SHORT PROBLEM → Transcribe the items verbatim, starting at the very first line and continuing through the line that contains "- file-row[interactable]: elf_index.html", inclusive.

DATA PROVIDED →

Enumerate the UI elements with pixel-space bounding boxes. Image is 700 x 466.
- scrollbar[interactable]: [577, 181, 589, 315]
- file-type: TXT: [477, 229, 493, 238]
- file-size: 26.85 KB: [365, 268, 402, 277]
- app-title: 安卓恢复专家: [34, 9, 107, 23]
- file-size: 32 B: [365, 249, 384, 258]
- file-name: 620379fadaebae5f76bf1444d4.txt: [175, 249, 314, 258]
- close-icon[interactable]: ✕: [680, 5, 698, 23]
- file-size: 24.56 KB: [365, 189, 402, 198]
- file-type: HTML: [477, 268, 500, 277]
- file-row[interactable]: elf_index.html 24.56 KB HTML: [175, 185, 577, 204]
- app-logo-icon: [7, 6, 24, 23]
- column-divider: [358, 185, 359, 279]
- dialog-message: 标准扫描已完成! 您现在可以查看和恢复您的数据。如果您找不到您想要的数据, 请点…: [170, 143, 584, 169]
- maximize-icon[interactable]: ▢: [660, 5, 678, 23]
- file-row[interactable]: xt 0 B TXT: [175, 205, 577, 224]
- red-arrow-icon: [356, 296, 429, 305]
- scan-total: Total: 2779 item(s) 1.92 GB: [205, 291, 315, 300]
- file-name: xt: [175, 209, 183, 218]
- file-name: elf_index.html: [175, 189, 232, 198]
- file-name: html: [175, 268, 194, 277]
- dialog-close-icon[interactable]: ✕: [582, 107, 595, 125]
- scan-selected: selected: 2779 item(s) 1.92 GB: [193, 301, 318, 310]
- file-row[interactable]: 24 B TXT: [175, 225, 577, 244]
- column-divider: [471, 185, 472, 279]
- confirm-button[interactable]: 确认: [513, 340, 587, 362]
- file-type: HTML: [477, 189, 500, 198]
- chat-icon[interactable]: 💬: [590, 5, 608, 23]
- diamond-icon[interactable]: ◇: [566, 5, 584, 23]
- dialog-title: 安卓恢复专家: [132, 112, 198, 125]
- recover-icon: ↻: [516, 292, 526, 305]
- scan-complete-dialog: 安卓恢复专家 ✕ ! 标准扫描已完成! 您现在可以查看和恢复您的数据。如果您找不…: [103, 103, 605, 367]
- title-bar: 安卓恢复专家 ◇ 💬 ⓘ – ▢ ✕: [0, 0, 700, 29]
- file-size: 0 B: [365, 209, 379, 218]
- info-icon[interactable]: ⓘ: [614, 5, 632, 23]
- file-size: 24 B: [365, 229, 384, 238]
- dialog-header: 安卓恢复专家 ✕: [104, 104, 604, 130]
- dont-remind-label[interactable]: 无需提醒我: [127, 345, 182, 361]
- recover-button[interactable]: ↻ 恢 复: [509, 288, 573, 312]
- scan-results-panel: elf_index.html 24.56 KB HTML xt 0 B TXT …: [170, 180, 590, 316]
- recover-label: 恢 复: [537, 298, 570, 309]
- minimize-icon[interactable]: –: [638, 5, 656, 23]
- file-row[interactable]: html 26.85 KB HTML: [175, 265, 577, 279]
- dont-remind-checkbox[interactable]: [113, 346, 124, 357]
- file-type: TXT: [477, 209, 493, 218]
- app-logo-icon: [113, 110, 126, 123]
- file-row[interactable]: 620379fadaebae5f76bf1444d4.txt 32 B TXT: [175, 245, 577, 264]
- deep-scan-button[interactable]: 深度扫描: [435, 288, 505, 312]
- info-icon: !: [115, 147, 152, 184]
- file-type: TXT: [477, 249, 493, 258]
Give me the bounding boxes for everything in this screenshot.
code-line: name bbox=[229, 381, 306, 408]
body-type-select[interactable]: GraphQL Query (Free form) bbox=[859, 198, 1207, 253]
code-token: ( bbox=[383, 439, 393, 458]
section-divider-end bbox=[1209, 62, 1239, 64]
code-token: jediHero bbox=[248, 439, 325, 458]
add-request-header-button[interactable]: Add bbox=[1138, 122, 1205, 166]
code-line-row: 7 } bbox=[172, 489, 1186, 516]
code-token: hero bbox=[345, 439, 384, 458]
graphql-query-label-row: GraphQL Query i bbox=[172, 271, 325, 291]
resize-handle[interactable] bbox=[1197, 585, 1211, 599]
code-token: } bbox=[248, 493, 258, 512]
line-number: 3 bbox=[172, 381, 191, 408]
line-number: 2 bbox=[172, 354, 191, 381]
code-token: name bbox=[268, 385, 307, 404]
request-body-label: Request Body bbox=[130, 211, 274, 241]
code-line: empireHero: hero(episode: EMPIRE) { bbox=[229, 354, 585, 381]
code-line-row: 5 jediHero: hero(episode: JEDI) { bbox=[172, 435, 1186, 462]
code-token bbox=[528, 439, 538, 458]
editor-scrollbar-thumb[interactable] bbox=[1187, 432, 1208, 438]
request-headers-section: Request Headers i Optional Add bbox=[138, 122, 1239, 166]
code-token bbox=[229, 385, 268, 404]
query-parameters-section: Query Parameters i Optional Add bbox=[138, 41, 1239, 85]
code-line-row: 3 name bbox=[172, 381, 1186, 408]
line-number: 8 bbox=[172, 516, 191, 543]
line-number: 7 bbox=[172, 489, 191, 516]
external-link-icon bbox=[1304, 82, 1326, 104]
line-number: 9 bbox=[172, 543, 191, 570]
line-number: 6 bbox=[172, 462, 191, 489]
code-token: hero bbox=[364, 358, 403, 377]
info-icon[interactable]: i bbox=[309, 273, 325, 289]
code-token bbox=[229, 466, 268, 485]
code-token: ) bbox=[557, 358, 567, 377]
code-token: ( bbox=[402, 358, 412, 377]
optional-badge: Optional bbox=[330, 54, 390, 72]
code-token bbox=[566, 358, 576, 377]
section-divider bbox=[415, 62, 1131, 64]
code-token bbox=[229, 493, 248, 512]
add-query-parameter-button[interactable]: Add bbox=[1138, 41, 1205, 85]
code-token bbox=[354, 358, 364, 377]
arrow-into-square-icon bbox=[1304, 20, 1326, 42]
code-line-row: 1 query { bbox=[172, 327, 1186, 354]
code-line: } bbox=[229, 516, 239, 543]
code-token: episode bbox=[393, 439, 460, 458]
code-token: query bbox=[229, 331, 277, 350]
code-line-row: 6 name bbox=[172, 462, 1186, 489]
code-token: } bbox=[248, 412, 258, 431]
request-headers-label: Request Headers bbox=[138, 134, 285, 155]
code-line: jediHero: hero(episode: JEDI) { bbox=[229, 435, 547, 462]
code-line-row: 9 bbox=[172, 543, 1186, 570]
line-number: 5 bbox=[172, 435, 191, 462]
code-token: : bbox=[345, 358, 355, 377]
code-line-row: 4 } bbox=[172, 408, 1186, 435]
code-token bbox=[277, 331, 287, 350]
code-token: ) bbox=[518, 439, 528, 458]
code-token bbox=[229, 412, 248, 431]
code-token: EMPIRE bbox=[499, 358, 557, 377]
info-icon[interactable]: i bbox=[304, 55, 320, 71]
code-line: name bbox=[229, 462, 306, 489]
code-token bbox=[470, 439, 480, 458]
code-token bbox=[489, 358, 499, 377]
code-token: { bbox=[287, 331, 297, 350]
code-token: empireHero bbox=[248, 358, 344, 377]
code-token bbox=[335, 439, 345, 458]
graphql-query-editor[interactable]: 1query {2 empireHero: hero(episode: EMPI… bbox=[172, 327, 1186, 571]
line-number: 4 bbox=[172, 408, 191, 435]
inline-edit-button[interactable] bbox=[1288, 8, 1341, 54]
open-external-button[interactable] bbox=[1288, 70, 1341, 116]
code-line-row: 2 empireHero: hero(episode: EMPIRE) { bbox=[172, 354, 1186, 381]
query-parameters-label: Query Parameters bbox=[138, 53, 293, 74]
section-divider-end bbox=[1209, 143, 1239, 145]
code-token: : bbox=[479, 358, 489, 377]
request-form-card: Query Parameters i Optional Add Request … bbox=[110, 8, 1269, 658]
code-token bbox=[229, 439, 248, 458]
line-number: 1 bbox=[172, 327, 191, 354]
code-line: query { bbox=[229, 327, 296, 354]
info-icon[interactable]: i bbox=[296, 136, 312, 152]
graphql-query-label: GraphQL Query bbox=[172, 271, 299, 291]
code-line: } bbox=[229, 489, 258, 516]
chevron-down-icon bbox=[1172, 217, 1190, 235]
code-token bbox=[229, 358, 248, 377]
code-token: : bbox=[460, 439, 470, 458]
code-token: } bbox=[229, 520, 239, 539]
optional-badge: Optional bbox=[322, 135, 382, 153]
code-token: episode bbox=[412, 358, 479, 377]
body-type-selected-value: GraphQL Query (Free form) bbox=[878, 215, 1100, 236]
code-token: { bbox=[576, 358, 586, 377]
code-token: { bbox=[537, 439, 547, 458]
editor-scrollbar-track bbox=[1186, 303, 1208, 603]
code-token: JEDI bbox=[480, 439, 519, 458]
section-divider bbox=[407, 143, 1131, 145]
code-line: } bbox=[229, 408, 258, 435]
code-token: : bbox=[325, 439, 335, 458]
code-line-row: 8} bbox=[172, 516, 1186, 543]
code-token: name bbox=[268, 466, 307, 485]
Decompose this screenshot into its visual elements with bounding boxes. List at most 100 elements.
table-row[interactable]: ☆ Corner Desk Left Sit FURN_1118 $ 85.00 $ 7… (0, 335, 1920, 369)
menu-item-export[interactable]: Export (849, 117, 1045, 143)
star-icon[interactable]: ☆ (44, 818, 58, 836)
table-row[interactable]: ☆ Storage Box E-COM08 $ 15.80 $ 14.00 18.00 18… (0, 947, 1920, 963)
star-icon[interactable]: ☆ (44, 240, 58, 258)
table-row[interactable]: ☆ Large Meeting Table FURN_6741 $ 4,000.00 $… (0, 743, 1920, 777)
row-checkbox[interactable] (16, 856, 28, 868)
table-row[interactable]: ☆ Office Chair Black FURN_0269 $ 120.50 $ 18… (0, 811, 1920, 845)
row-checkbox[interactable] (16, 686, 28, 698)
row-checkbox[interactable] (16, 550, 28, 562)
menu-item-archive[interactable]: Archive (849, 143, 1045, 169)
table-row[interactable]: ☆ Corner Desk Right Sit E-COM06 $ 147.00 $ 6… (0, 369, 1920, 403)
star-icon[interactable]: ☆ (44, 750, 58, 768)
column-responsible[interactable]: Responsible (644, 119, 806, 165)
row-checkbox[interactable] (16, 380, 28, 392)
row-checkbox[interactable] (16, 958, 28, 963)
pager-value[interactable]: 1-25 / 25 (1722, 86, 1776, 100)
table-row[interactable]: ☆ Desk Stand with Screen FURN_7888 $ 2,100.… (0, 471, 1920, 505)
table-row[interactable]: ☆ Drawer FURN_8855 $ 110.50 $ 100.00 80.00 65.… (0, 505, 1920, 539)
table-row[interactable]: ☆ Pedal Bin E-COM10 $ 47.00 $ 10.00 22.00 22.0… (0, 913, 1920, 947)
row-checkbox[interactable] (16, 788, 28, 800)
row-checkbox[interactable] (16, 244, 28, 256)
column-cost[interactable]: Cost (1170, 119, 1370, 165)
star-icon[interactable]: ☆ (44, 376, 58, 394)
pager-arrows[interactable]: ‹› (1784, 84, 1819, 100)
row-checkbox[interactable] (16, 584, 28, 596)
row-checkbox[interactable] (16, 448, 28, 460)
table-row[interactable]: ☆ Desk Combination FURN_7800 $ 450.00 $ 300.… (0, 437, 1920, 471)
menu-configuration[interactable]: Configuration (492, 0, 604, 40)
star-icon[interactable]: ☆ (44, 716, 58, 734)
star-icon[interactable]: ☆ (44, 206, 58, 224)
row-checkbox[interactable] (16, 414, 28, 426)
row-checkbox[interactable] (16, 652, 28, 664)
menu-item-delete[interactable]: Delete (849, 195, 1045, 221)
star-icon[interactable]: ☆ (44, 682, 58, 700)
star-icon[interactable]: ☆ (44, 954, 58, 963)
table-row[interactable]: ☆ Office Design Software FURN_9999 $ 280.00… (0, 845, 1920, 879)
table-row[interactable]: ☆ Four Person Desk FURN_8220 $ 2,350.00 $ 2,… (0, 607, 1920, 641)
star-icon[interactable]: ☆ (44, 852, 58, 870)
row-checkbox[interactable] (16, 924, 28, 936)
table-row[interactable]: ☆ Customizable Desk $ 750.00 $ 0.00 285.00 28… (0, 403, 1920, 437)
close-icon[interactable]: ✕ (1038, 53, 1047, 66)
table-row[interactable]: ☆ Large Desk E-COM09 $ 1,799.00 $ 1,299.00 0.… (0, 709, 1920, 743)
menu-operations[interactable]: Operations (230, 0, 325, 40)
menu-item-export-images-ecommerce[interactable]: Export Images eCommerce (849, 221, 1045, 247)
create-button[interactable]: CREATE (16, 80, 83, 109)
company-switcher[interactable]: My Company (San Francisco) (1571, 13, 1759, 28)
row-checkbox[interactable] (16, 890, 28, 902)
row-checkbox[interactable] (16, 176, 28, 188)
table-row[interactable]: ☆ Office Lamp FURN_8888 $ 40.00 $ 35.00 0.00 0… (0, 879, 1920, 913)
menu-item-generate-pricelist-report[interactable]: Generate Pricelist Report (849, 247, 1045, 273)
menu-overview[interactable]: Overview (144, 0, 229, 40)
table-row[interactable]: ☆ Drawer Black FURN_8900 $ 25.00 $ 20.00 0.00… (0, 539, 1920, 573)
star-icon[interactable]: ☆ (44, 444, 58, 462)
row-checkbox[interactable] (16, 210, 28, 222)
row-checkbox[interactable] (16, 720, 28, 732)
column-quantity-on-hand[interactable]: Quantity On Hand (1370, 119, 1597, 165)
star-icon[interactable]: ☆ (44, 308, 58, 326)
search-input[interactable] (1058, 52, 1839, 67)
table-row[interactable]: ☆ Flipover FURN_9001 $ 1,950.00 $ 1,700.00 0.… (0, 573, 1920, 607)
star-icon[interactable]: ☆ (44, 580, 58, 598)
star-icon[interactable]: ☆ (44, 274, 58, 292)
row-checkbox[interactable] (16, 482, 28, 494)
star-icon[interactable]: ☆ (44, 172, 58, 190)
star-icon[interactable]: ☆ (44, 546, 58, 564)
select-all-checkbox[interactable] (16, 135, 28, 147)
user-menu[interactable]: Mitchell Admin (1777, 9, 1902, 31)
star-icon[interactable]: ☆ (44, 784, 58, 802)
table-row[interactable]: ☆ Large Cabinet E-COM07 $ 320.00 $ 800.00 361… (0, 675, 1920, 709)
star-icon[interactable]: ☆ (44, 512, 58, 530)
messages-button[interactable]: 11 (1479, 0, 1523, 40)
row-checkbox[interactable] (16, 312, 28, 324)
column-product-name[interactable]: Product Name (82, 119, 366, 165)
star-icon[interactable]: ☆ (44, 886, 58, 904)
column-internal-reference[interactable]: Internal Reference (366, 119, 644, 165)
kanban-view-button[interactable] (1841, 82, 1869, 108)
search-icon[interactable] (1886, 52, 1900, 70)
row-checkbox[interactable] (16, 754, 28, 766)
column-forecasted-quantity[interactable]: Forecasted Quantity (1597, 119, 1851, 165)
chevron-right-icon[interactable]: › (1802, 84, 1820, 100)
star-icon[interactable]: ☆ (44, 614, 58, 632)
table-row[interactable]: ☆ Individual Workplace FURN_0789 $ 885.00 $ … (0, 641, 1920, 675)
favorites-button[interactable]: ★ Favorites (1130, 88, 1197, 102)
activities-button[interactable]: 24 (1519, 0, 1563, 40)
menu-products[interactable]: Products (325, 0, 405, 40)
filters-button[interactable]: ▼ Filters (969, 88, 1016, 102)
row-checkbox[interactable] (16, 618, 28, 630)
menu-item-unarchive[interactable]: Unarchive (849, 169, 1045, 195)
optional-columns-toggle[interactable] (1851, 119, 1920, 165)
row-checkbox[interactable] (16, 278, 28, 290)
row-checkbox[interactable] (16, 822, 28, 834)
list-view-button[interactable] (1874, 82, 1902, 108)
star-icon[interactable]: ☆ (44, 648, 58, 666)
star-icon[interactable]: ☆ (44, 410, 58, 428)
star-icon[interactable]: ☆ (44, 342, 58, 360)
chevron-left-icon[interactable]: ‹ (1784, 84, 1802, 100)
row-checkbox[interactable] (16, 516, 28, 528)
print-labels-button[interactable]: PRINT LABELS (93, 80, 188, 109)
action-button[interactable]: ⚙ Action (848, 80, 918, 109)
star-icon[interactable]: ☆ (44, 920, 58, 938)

PROBLEM SOLUTION →
Enumerate the UI elements with pixel-space bounding boxes. Image is 700 x 466.
- scrollbar[interactable]: [577, 181, 589, 315]
- file-type: TXT: [477, 229, 493, 238]
- file-size: 26.85 KB: [365, 268, 402, 277]
- app-title: 安卓恢复专家: [34, 9, 107, 23]
- file-size: 32 B: [365, 249, 384, 258]
- file-name: 620379fadaebae5f76bf1444d4.txt: [175, 249, 314, 258]
- close-icon[interactable]: ✕: [680, 5, 698, 23]
- file-size: 24.56 KB: [365, 189, 402, 198]
- file-type: HTML: [477, 268, 500, 277]
- file-row[interactable]: elf_index.html 24.56 KB HTML: [175, 185, 577, 204]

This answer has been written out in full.